## TASK
Pick out every line that holds the string "down" and copy it.

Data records
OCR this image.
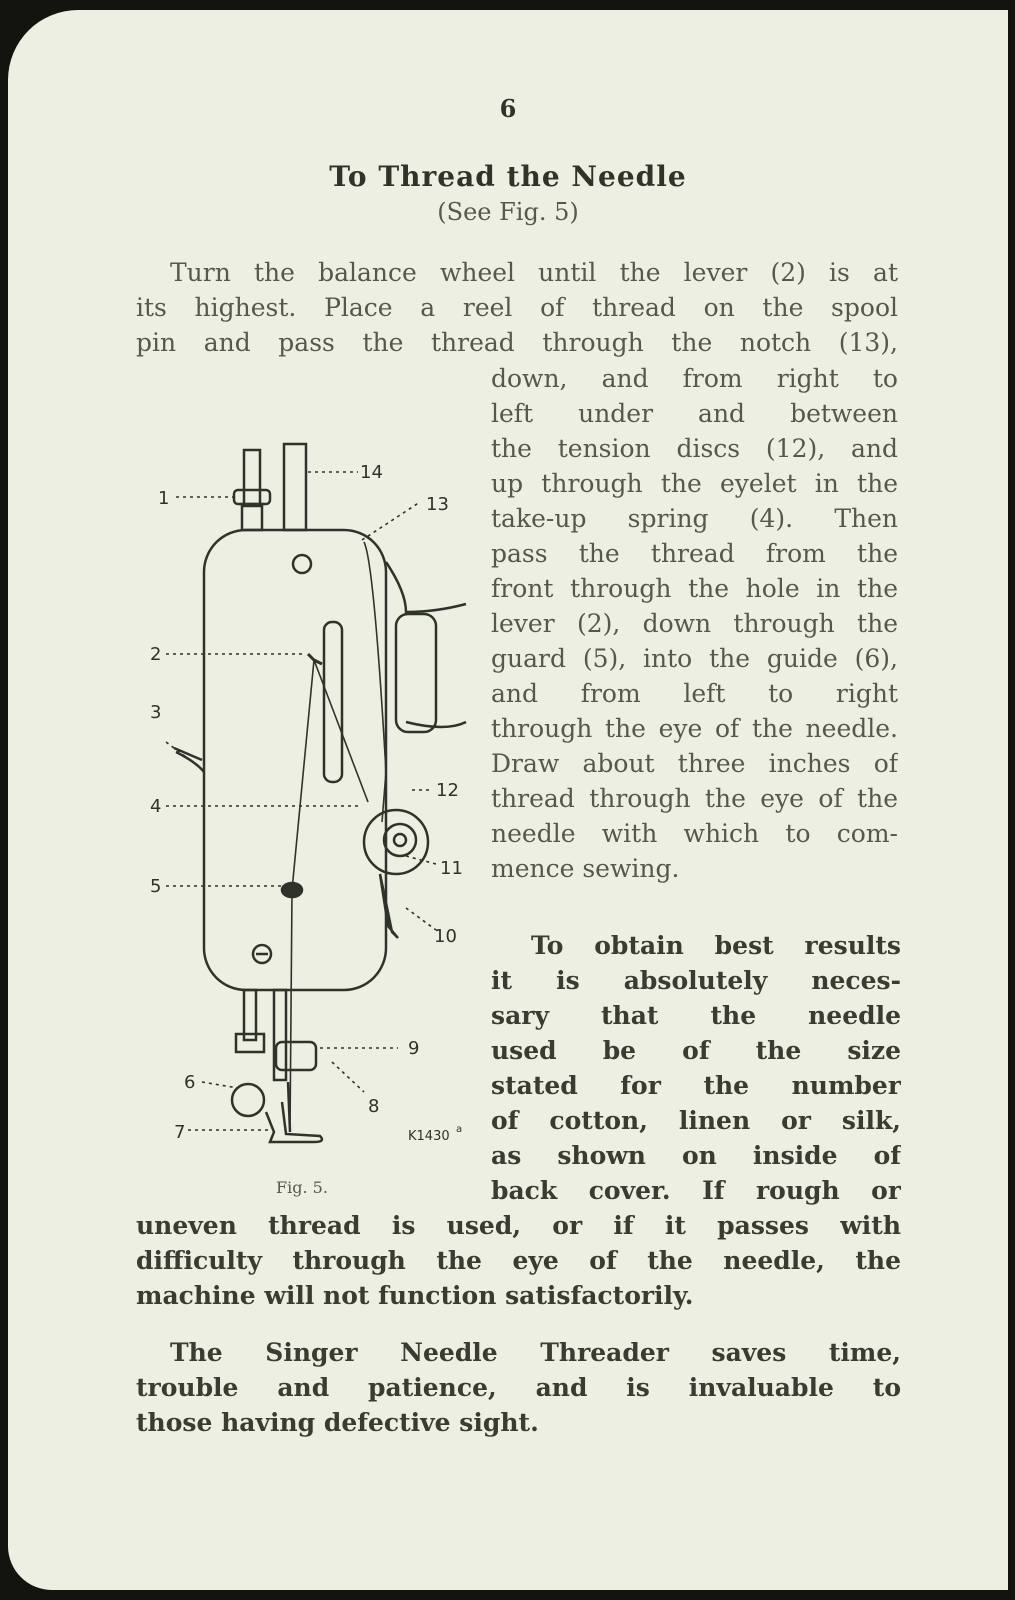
6
To Thread the Needle
(See Fig. 5)
Turn the balance wheel until the lever (2) is at
its highest. Place a reel of thread on the spool
pin and pass the thread through the notch (13),
down, and from right to
left under and between
the tension discs (12), and
up through the eyelet in the
take-up spring (4). Then
pass the thread from the
front through the hole in the
lever (2), down through the
guard (5), into the guide (6),
and from left to right
through the eye of the needle.
Draw about three inches of
thread through the eye of the
needle with which to com-
mence sewing.
To obtain best results
it is absolutely neces-
sary that the needle
used be of the size
stated for the number
of cotton, linen or silk,
as shown on inside of
back cover. If rough or
uneven thread is used, or if it passes with
difficulty through the eye of the needle, the
machine will not function satisfactorily.
The Singer Needle Threader saves time,
trouble and patience, and is invaluable to
those having defective sight.
1
2
3
4
5
6
7
8
9
10
11
12
13
14
K1430 a
Fig. 5.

## COMPLETED EXERCISE
down, and from right to
lever (2), down through the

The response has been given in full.